>> Start
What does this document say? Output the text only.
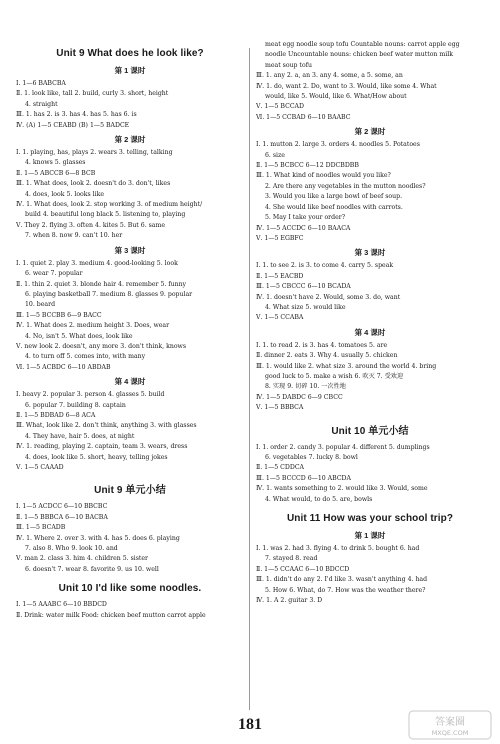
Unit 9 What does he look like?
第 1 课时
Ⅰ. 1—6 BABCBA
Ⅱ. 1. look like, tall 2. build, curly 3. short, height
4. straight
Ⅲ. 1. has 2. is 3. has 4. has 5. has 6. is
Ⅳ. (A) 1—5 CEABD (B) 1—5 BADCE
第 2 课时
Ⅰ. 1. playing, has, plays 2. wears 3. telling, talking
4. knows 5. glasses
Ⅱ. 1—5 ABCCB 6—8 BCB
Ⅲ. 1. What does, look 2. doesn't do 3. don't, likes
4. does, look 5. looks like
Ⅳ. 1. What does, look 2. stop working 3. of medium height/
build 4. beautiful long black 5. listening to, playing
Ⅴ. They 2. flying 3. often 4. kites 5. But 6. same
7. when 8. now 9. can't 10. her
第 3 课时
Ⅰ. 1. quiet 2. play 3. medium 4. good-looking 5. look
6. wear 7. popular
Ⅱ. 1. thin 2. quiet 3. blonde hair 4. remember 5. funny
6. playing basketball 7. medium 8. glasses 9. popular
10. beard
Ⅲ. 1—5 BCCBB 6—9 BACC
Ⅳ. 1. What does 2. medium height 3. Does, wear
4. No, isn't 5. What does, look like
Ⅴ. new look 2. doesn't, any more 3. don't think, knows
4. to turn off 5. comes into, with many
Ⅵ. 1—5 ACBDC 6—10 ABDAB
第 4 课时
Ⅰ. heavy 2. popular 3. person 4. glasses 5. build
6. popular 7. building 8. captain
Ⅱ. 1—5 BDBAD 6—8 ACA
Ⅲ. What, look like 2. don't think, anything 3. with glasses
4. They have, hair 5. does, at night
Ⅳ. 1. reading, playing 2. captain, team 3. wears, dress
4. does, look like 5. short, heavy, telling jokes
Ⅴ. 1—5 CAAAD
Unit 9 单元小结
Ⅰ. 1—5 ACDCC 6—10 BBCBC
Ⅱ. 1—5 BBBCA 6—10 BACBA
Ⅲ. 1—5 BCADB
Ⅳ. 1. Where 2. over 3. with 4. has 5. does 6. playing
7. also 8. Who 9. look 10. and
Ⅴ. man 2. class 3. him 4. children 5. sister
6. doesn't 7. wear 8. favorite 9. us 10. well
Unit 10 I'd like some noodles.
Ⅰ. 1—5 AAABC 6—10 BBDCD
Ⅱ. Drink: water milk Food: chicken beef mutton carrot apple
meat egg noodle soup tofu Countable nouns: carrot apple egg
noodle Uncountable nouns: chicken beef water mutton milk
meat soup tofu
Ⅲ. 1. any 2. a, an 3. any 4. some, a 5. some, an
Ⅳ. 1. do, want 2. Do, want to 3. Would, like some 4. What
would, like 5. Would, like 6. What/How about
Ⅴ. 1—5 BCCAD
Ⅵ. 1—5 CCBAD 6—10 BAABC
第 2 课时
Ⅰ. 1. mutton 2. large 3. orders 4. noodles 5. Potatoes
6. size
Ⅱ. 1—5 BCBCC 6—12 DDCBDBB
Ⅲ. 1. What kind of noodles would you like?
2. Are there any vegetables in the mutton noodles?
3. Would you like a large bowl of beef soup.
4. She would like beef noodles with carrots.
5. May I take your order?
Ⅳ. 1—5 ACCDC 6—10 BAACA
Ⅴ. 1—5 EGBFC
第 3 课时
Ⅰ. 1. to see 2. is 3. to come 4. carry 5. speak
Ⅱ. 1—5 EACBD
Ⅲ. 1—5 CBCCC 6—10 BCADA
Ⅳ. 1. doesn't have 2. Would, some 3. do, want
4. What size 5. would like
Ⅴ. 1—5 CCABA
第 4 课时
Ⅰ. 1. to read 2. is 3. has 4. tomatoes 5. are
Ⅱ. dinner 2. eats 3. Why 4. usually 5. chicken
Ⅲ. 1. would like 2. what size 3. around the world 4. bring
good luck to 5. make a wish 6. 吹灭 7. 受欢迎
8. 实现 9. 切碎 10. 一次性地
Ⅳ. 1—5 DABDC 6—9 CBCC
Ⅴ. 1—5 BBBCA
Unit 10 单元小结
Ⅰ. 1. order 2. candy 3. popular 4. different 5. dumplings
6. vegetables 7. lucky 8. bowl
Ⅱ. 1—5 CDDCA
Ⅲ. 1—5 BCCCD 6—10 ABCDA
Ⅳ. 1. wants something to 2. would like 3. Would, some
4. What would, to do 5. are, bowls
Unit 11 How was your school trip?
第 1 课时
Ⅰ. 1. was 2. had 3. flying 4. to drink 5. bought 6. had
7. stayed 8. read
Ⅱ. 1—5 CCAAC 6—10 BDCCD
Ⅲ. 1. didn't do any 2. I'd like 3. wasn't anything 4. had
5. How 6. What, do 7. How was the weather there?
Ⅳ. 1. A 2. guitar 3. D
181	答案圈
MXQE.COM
>> End
>> Start
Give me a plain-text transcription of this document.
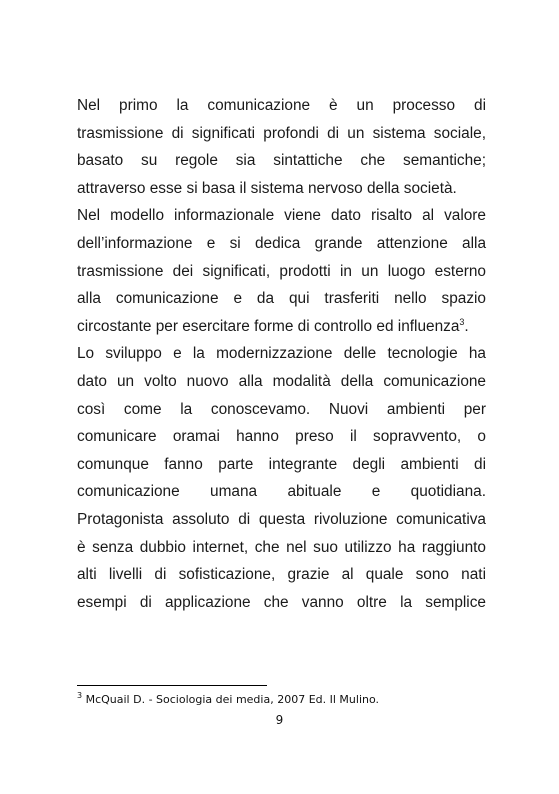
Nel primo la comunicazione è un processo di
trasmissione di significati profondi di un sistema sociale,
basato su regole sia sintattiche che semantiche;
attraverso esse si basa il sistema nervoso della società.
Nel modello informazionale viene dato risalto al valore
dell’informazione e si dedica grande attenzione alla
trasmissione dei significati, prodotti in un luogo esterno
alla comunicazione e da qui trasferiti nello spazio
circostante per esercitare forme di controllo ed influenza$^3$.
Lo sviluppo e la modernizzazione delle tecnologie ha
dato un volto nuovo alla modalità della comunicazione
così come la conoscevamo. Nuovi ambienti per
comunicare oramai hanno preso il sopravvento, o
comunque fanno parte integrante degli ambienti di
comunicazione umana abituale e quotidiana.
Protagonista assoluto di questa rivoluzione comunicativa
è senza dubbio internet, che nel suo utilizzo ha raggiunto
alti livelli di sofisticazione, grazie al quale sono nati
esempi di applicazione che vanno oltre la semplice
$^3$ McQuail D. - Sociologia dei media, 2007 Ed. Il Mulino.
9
>> End
>> Start
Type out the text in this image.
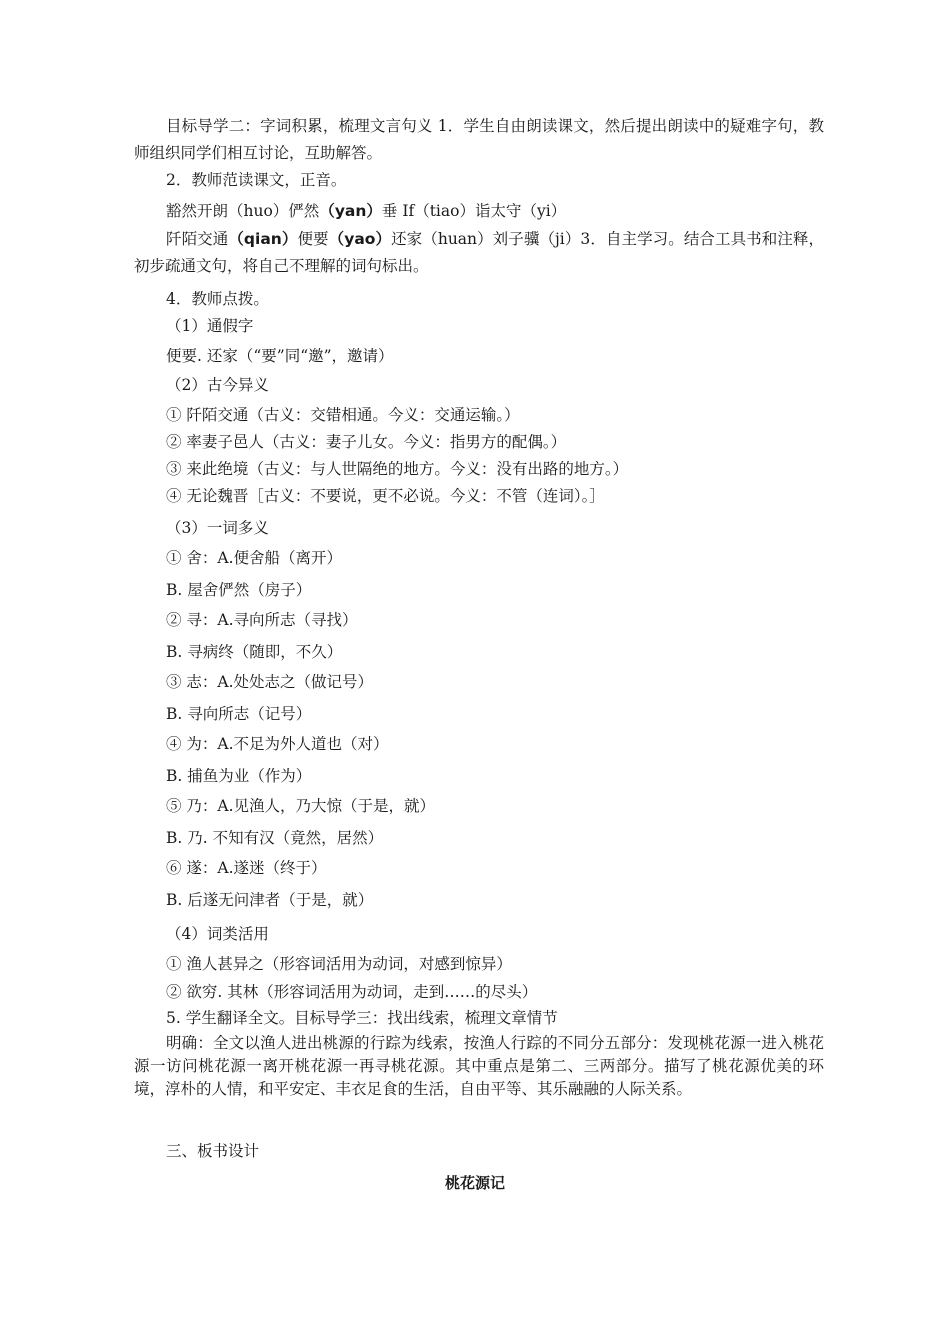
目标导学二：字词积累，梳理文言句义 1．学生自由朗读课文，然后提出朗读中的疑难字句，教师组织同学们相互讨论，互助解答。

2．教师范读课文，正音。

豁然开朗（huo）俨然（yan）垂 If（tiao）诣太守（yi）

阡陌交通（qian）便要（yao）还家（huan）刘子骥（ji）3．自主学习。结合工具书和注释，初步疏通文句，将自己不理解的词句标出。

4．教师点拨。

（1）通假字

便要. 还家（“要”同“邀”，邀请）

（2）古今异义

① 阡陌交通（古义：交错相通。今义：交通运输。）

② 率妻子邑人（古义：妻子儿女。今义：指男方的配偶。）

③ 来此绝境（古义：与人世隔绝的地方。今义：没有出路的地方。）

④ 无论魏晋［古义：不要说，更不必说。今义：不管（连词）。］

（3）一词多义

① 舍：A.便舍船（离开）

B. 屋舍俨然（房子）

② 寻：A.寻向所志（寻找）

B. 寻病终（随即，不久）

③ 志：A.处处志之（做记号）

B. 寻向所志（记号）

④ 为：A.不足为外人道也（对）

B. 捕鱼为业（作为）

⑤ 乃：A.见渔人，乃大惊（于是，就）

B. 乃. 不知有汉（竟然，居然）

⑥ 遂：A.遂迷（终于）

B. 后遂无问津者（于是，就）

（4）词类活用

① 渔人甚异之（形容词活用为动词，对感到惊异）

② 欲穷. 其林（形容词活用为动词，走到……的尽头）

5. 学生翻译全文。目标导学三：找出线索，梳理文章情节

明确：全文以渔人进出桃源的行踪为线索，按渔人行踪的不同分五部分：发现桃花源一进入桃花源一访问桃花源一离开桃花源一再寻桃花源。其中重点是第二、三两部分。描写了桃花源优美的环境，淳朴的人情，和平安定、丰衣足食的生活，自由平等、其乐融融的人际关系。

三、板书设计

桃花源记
>> End
Task to carry out: Copy out each line in the listing that has the word "doesn".

Completed task:
Ⅲ. 1. What does, look 2. doesn't do 3. don't, likes
Ⅴ. new look 2. doesn't, any more 3. don't think, knows
6. doesn't 7. wear 8. favorite 9. us 10. well
Ⅳ. 1. doesn't have 2. Would, some 3. do, want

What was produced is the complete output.